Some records
* * * * * * *
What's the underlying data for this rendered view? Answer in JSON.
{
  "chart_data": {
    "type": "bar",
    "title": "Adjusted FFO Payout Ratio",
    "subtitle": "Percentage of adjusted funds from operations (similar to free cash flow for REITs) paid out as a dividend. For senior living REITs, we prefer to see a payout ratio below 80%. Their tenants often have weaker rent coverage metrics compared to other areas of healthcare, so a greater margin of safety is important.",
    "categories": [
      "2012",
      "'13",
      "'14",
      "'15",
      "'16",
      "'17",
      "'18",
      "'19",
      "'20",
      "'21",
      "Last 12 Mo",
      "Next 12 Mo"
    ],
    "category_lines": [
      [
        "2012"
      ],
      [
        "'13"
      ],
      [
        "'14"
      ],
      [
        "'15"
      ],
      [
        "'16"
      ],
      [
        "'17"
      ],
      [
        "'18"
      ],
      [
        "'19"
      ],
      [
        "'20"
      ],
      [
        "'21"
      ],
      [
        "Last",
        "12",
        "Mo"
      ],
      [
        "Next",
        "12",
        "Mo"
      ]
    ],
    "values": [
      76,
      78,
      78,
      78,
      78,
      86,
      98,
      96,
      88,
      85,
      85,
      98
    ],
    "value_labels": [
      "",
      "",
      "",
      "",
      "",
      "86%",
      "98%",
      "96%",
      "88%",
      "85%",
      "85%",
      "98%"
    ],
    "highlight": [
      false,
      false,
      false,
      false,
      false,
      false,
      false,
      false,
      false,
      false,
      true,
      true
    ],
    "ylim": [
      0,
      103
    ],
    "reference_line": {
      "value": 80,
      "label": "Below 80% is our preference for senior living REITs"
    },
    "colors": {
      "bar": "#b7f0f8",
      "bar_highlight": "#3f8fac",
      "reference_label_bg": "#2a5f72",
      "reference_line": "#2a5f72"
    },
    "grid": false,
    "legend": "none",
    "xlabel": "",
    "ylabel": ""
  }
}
* * * * * * *
# WORK INSTRUCTIONS:
Write out the entries above once more, without altering anything.

# CORRECT RESULT:
What's the underlying data for this rendered view? Answer in JSON.
{
  "chart_data": {
    "type": "bar",
    "title": "Adjusted FFO Payout Ratio",
    "subtitle": "Percentage of adjusted funds from operations (similar to free cash flow for REITs) paid out as a dividend. For senior living REITs, we prefer to see a payout ratio below 80%. Their tenants often have weaker rent coverage metrics compared to other areas of healthcare, so a greater margin of safety is important.",
    "categories": [
      "2012",
      "'13",
      "'14",
      "'15",
      "'16",
      "'17",
      "'18",
      "'19",
      "'20",
      "'21",
      "Last 12 Mo",
      "Next 12 Mo"
    ],
    "category_lines": [
      [
        "2012"
      ],
      [
        "'13"
      ],
      [
        "'14"
      ],
      [
        "'15"
      ],
      [
        "'16"
      ],
      [
        "'17"
      ],
      [
        "'18"
      ],
      [
        "'19"
      ],
      [
        "'20"
      ],
      [
        "'21"
      ],
      [
        "Last",
        "12",
        "Mo"
      ],
      [
        "Next",
        "12",
        "Mo"
      ]
    ],
    "values": [
      76,
      78,
      78,
      78,
      78,
      86,
      98,
      96,
      88,
      85,
      85,
      98
    ],
    "value_labels": [
      "",
      "",
      "",
      "",
      "",
      "86%",
      "98%",
      "96%",
      "88%",
      "85%",
      "85%",
      "98%"
    ],
    "highlight": [
      false,
      false,
      false,
      false,
      false,
      false,
      false,
      false,
      false,
      false,
      true,
      true
    ],
    "ylim": [
      0,
      103
    ],
    "reference_line": {
      "value": 80,
      "label": "Below 80% is our preference for senior living REITs"
    },
    "colors": {
      "bar": "#b7f0f8",
      "bar_highlight": "#3f8fac",
      "reference_label_bg": "#2a5f72",
      "reference_line": "#2a5f72"
    },
    "grid": false,
    "legend": "none",
    "xlabel": "",
    "ylabel": ""
  }
}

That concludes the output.